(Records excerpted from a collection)
▬▬▬

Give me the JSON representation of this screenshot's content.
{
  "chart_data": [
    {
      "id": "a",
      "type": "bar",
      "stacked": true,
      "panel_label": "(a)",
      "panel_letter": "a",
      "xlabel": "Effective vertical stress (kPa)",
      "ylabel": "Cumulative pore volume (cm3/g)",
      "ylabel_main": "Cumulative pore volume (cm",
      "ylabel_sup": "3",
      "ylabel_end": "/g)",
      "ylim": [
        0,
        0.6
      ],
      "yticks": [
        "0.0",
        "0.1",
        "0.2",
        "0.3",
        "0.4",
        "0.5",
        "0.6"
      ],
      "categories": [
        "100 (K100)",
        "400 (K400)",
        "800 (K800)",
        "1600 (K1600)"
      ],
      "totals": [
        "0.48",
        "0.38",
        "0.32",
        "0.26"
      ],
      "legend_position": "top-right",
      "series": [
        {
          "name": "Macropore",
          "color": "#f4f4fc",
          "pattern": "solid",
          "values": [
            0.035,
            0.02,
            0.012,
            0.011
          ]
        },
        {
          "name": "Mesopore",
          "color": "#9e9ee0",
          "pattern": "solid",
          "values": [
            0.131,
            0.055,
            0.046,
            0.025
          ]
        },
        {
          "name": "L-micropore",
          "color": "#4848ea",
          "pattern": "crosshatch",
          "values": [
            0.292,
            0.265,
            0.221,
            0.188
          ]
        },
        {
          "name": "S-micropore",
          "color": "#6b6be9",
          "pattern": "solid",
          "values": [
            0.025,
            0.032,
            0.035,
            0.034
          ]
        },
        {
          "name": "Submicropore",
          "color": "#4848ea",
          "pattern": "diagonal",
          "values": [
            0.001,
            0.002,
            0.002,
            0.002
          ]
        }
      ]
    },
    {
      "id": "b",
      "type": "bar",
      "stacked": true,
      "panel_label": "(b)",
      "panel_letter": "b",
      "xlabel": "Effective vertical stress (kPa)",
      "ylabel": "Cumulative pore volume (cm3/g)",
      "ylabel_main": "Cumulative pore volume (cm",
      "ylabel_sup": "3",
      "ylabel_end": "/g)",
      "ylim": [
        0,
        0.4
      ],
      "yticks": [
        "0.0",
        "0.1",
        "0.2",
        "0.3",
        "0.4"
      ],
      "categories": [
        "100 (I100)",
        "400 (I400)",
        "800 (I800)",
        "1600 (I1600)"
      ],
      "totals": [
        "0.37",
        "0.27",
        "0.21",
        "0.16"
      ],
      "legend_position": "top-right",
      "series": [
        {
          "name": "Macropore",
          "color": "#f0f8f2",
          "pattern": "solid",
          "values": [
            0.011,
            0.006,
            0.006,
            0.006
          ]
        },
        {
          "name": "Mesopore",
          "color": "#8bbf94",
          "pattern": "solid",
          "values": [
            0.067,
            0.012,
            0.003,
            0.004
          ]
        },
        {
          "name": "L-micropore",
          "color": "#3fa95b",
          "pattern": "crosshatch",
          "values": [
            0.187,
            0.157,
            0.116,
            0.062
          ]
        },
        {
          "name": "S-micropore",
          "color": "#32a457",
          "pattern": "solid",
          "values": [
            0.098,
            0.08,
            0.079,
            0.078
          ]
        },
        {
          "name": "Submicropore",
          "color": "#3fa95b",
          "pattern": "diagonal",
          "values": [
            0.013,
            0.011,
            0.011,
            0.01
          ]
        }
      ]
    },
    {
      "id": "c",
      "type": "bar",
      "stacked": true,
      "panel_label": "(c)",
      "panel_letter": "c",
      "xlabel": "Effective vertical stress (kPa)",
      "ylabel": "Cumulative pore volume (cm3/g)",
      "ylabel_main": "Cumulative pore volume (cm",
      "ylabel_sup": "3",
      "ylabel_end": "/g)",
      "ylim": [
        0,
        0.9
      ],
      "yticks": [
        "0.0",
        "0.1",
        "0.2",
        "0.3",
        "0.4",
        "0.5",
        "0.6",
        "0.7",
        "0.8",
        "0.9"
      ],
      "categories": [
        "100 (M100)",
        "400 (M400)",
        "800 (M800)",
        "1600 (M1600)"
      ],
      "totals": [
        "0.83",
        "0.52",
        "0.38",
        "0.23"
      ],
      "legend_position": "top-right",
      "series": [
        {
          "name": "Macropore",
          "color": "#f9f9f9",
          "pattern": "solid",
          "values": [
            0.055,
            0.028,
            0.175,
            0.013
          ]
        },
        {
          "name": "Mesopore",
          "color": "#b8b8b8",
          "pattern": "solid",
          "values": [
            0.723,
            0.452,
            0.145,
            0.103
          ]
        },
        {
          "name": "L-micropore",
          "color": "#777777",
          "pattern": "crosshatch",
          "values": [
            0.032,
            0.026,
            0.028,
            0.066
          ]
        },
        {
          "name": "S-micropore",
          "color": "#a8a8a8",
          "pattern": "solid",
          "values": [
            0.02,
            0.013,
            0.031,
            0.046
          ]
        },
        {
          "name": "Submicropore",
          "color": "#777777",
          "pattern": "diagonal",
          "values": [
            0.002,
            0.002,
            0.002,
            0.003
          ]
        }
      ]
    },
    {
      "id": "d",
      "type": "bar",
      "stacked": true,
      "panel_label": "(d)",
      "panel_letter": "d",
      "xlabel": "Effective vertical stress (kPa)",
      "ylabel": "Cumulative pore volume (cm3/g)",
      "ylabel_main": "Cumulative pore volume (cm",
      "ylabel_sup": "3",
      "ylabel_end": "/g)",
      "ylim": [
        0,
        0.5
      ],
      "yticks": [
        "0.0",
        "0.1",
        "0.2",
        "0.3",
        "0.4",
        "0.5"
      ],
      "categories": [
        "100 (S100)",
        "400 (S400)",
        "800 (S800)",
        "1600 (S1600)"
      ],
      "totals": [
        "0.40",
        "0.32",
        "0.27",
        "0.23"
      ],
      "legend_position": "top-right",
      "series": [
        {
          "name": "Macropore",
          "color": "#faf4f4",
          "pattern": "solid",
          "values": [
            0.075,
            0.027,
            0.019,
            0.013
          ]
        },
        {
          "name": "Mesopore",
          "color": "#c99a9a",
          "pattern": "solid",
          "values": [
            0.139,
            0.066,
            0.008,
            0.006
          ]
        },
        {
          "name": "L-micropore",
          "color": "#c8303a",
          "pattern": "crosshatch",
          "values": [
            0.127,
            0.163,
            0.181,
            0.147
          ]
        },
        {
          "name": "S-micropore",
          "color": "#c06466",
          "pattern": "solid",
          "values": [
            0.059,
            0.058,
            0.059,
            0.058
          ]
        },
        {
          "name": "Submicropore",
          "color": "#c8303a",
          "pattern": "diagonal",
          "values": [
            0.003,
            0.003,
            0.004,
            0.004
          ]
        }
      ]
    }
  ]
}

▬▬▬

→ **What needs to be done**
Extract the whole listing, character for character.

→ **Exercise solution**
Give me the JSON representation of this screenshot's content.
{
  "chart_data": [
    {
      "id": "a",
      "type": "bar",
      "stacked": true,
      "panel_label": "(a)",
      "panel_letter": "a",
      "xlabel": "Effective vertical stress (kPa)",
      "ylabel": "Cumulative pore volume (cm3/g)",
      "ylabel_main": "Cumulative pore volume (cm",
      "ylabel_sup": "3",
      "ylabel_end": "/g)",
      "ylim": [
        0,
        0.6
      ],
      "yticks": [
        "0.0",
        "0.1",
        "0.2",
        "0.3",
        "0.4",
        "0.5",
        "0.6"
      ],
      "categories": [
        "100 (K100)",
        "400 (K400)",
        "800 (K800)",
        "1600 (K1600)"
      ],
      "totals": [
        "0.48",
        "0.38",
        "0.32",
        "0.26"
      ],
      "legend_position": "top-right",
      "series": [
        {
          "name": "Macropore",
          "color": "#f4f4fc",
          "pattern": "solid",
          "values": [
            0.035,
            0.02,
            0.012,
            0.011
          ]
        },
        {
          "name": "Mesopore",
          "color": "#9e9ee0",
          "pattern": "solid",
          "values": [
            0.131,
            0.055,
            0.046,
            0.025
          ]
        },
        {
          "name": "L-micropore",
          "color": "#4848ea",
          "pattern": "crosshatch",
          "values": [
            0.292,
            0.265,
            0.221,
            0.188
          ]
        },
        {
          "name": "S-micropore",
          "color": "#6b6be9",
          "pattern": "solid",
          "values": [
            0.025,
            0.032,
            0.035,
            0.034
          ]
        },
        {
          "name": "Submicropore",
          "color": "#4848ea",
          "pattern": "diagonal",
          "values": [
            0.001,
            0.002,
            0.002,
            0.002
          ]
        }
      ]
    },
    {
      "id": "b",
      "type": "bar",
      "stacked": true,
      "panel_label": "(b)",
      "panel_letter": "b",
      "xlabel": "Effective vertical stress (kPa)",
      "ylabel": "Cumulative pore volume (cm3/g)",
      "ylabel_main": "Cumulative pore volume (cm",
      "ylabel_sup": "3",
      "ylabel_end": "/g)",
      "ylim": [
        0,
        0.4
      ],
      "yticks": [
        "0.0",
        "0.1",
        "0.2",
        "0.3",
        "0.4"
      ],
      "categories": [
        "100 (I100)",
        "400 (I400)",
        "800 (I800)",
        "1600 (I1600)"
      ],
      "totals": [
        "0.37",
        "0.27",
        "0.21",
        "0.16"
      ],
      "legend_position": "top-right",
      "series": [
        {
          "name": "Macropore",
          "color": "#f0f8f2",
          "pattern": "solid",
          "values": [
            0.011,
            0.006,
            0.006,
            0.006
          ]
        },
        {
          "name": "Mesopore",
          "color": "#8bbf94",
          "pattern": "solid",
          "values": [
            0.067,
            0.012,
            0.003,
            0.004
          ]
        },
        {
          "name": "L-micropore",
          "color": "#3fa95b",
          "pattern": "crosshatch",
          "values": [
            0.187,
            0.157,
            0.116,
            0.062
          ]
        },
        {
          "name": "S-micropore",
          "color": "#32a457",
          "pattern": "solid",
          "values": [
            0.098,
            0.08,
            0.079,
            0.078
          ]
        },
        {
          "name": "Submicropore",
          "color": "#3fa95b",
          "pattern": "diagonal",
          "values": [
            0.013,
            0.011,
            0.011,
            0.01
          ]
        }
      ]
    },
    {
      "id": "c",
      "type": "bar",
      "stacked": true,
      "panel_label": "(c)",
      "panel_letter": "c",
      "xlabel": "Effective vertical stress (kPa)",
      "ylabel": "Cumulative pore volume (cm3/g)",
      "ylabel_main": "Cumulative pore volume (cm",
      "ylabel_sup": "3",
      "ylabel_end": "/g)",
      "ylim": [
        0,
        0.9
      ],
      "yticks": [
        "0.0",
        "0.1",
        "0.2",
        "0.3",
        "0.4",
        "0.5",
        "0.6",
        "0.7",
        "0.8",
        "0.9"
      ],
      "categories": [
        "100 (M100)",
        "400 (M400)",
        "800 (M800)",
        "1600 (M1600)"
      ],
      "totals": [
        "0.83",
        "0.52",
        "0.38",
        "0.23"
      ],
      "legend_position": "top-right",
      "series": [
        {
          "name": "Macropore",
          "color": "#f9f9f9",
          "pattern": "solid",
          "values": [
            0.055,
            0.028,
            0.175,
            0.013
          ]
        },
        {
          "name": "Mesopore",
          "color": "#b8b8b8",
          "pattern": "solid",
          "values": [
            0.723,
            0.452,
            0.145,
            0.103
          ]
        },
        {
          "name": "L-micropore",
          "color": "#777777",
          "pattern": "crosshatch",
          "values": [
            0.032,
            0.026,
            0.028,
            0.066
          ]
        },
        {
          "name": "S-micropore",
          "color": "#a8a8a8",
          "pattern": "solid",
          "values": [
            0.02,
            0.013,
            0.031,
            0.046
          ]
        },
        {
          "name": "Submicropore",
          "color": "#777777",
          "pattern": "diagonal",
          "values": [
            0.002,
            0.002,
            0.002,
            0.003
          ]
        }
      ]
    },
    {
      "id": "d",
      "type": "bar",
      "stacked": true,
      "panel_label": "(d)",
      "panel_letter": "d",
      "xlabel": "Effective vertical stress (kPa)",
      "ylabel": "Cumulative pore volume (cm3/g)",
      "ylabel_main": "Cumulative pore volume (cm",
      "ylabel_sup": "3",
      "ylabel_end": "/g)",
      "ylim": [
        0,
        0.5
      ],
      "yticks": [
        "0.0",
        "0.1",
        "0.2",
        "0.3",
        "0.4",
        "0.5"
      ],
      "categories": [
        "100 (S100)",
        "400 (S400)",
        "800 (S800)",
        "1600 (S1600)"
      ],
      "totals": [
        "0.40",
        "0.32",
        "0.27",
        "0.23"
      ],
      "legend_position": "top-right",
      "series": [
        {
          "name": "Macropore",
          "color": "#faf4f4",
          "pattern": "solid",
          "values": [
            0.075,
            0.027,
            0.019,
            0.013
          ]
        },
        {
          "name": "Mesopore",
          "color": "#c99a9a",
          "pattern": "solid",
          "values": [
            0.139,
            0.066,
            0.008,
            0.006
          ]
        },
        {
          "name": "L-micropore",
          "color": "#c8303a",
          "pattern": "crosshatch",
          "values": [
            0.127,
            0.163,
            0.181,
            0.147
          ]
        },
        {
          "name": "S-micropore",
          "color": "#c06466",
          "pattern": "solid",
          "values": [
            0.059,
            0.058,
            0.059,
            0.058
          ]
        },
        {
          "name": "Submicropore",
          "color": "#c8303a",
          "pattern": "diagonal",
          "values": [
            0.003,
            0.003,
            0.004,
            0.004
          ]
        }
      ]
    }
  ]
}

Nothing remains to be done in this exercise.